Return all entries word for word, but drop any images.

--- START Entries supplied ---

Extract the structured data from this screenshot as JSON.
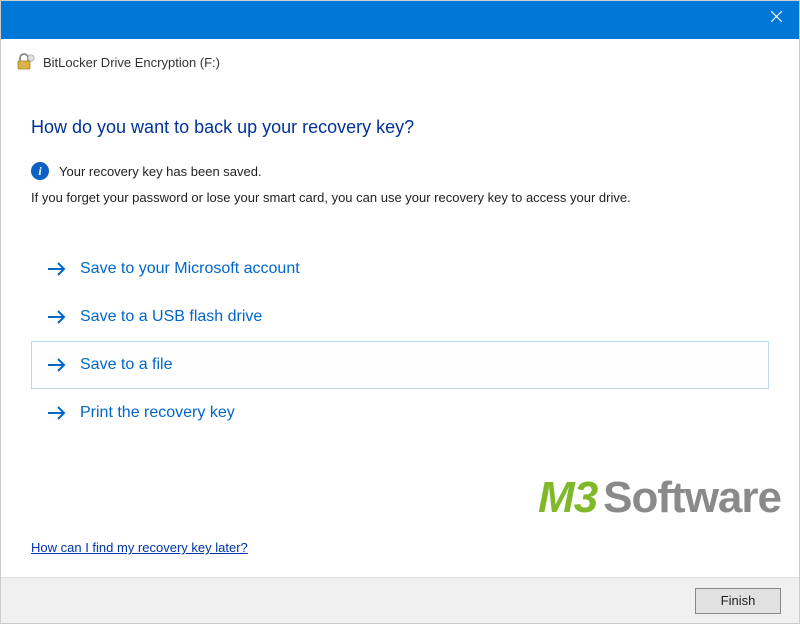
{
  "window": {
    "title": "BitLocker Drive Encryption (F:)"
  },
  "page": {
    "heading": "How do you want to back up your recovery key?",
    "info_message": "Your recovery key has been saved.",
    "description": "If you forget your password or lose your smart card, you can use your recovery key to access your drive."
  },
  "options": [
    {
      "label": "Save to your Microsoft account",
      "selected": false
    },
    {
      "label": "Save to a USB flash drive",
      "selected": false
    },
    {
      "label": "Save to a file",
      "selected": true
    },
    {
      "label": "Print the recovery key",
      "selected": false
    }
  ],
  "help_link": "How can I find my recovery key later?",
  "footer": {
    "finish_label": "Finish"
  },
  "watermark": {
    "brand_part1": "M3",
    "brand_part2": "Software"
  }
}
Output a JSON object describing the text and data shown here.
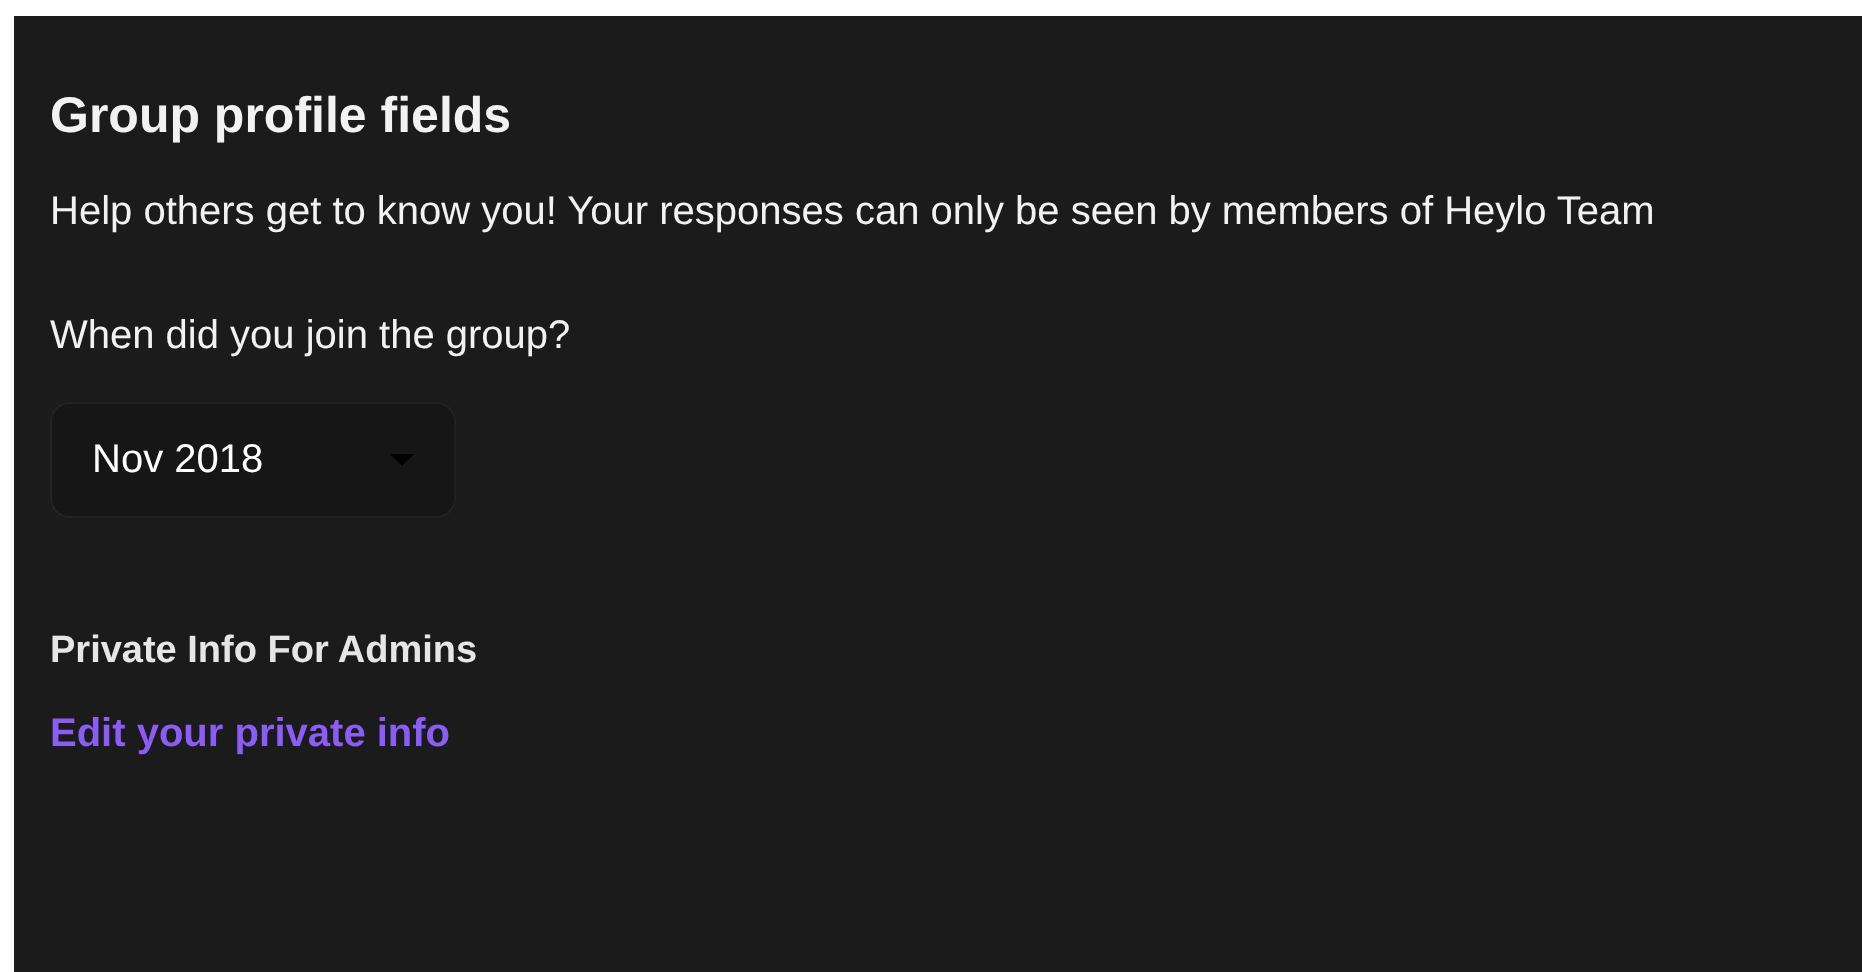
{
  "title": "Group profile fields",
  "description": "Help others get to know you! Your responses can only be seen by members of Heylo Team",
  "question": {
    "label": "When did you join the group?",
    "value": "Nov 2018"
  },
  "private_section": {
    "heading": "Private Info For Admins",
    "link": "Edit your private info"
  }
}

--- END Entries supplied ---

## [Finished answer]
Extract the structured data from this screenshot as JSON.
{
  "window": {
    "title": "BitLocker Drive Encryption (F:)"
  },
  "page": {
    "heading": "How do you want to back up your recovery key?",
    "info_message": "Your recovery key has been saved.",
    "description": "If you forget your password or lose your smart card, you can use your recovery key to access your drive."
  },
  "options": [
    {
      "label": "Save to your Microsoft account",
      "selected": false
    },
    {
      "label": "Save to a USB flash drive",
      "selected": false
    },
    {
      "label": "Save to a file",
      "selected": true
    },
    {
      "label": "Print the recovery key",
      "selected": false
    }
  ],
  "help_link": "How can I find my recovery key later?",
  "footer": {
    "finish_label": "Finish"
  },
  "watermark": {
    "brand_part1": "M3",
    "brand_part2": "Software"
  }
}
Output a JSON object describing the text and data shown here.
{
  "title": "Group profile fields",
  "description": "Help others get to know you! Your responses can only be seen by members of Heylo Team",
  "question": {
    "label": "When did you join the group?",
    "value": "Nov 2018"
  },
  "private_section": {
    "heading": "Private Info For Admins",
    "link": "Edit your private info"
  }
}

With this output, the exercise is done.